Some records
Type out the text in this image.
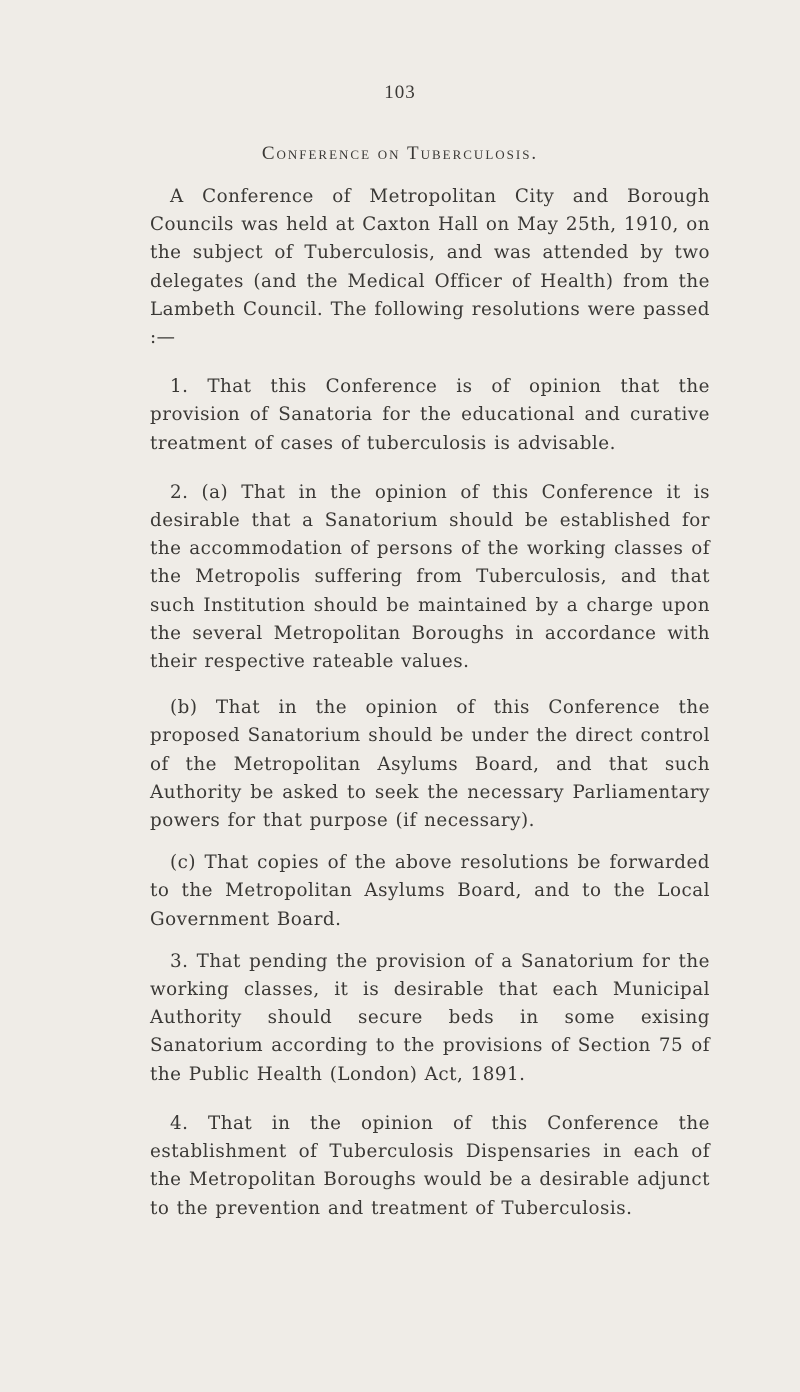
103
Conference on Tuberculosis.

A Conference of Metropolitan City and Borough Councils was held at Caxton Hall on May 25th, 1910, on the subject of Tuberculosis, and was attended by two delegates (and the Medical Officer of Health) from the Lambeth Council. The following resolutions were passed :—

1. That this Conference is of opinion that the provision of Sanatoria for the educational and curative treatment of cases of tuberculosis is advisable.

2. (a) That in the opinion of this Conference it is desirable that a Sanatorium should be established for the accommodation of persons of the working classes of the Metropolis suffering from Tuberculosis, and that such Institution should be maintained by a charge upon the several Metropolitan Boroughs in accordance with their respective rateable values.

(b) That in the opinion of this Conference the proposed Sanatorium should be under the direct control of the Metropolitan Asylums Board, and that such Authority be asked to seek the necessary Parliamentary powers for that purpose (if necessary).

(c) That copies of the above resolutions be forwarded to the Metropolitan Asylums Board, and to the Local Government Board.

3. That pending the provision of a Sanatorium for the working classes, it is desirable that each Municipal Authority should secure beds in some exising Sanatorium according to the provisions of Section 75 of the Public Health (London) Act, 1891.

4. That in the opinion of this Conference the establishment of Tuberculosis Dispensaries in each of the Metropolitan Boroughs would be a desirable adjunct to the prevention and treatment of Tuberculosis.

- _Exercise description_: Write out every record above exactly as it stands, but leave out the pictures.

- _Result of the exercise_:
Type out the text in this image.
103
Conference on Tuberculosis.

A Conference of Metropolitan City and Borough Councils was held at Caxton Hall on May 25th, 1910, on the subject of Tuberculosis, and was attended by two delegates (and the Medical Officer of Health) from the Lambeth Council. The following resolutions were passed :—

1. That this Conference is of opinion that the provision of Sanatoria for the educational and curative treatment of cases of tuberculosis is advisable.

2. (a) That in the opinion of this Conference it is desirable that a Sanatorium should be established for the accommodation of persons of the working classes of the Metropolis suffering from Tuberculosis, and that such Institution should be maintained by a charge upon the several Metropolitan Boroughs in accordance with their respective rateable values.

(b) That in the opinion of this Conference the proposed Sanatorium should be under the direct control of the Metropolitan Asylums Board, and that such Authority be asked to seek the necessary Parliamentary powers for that purpose (if necessary).

(c) That copies of the above resolutions be forwarded to the Metropolitan Asylums Board, and to the Local Government Board.

3. That pending the provision of a Sanatorium for the working classes, it is desirable that each Municipal Authority should secure beds in some exising Sanatorium according to the provisions of Section 75 of the Public Health (London) Act, 1891.

4. That in the opinion of this Conference the establishment of Tuberculosis Dispensaries in each of the Metropolitan Boroughs would be a desirable adjunct to the prevention and treatment of Tuberculosis.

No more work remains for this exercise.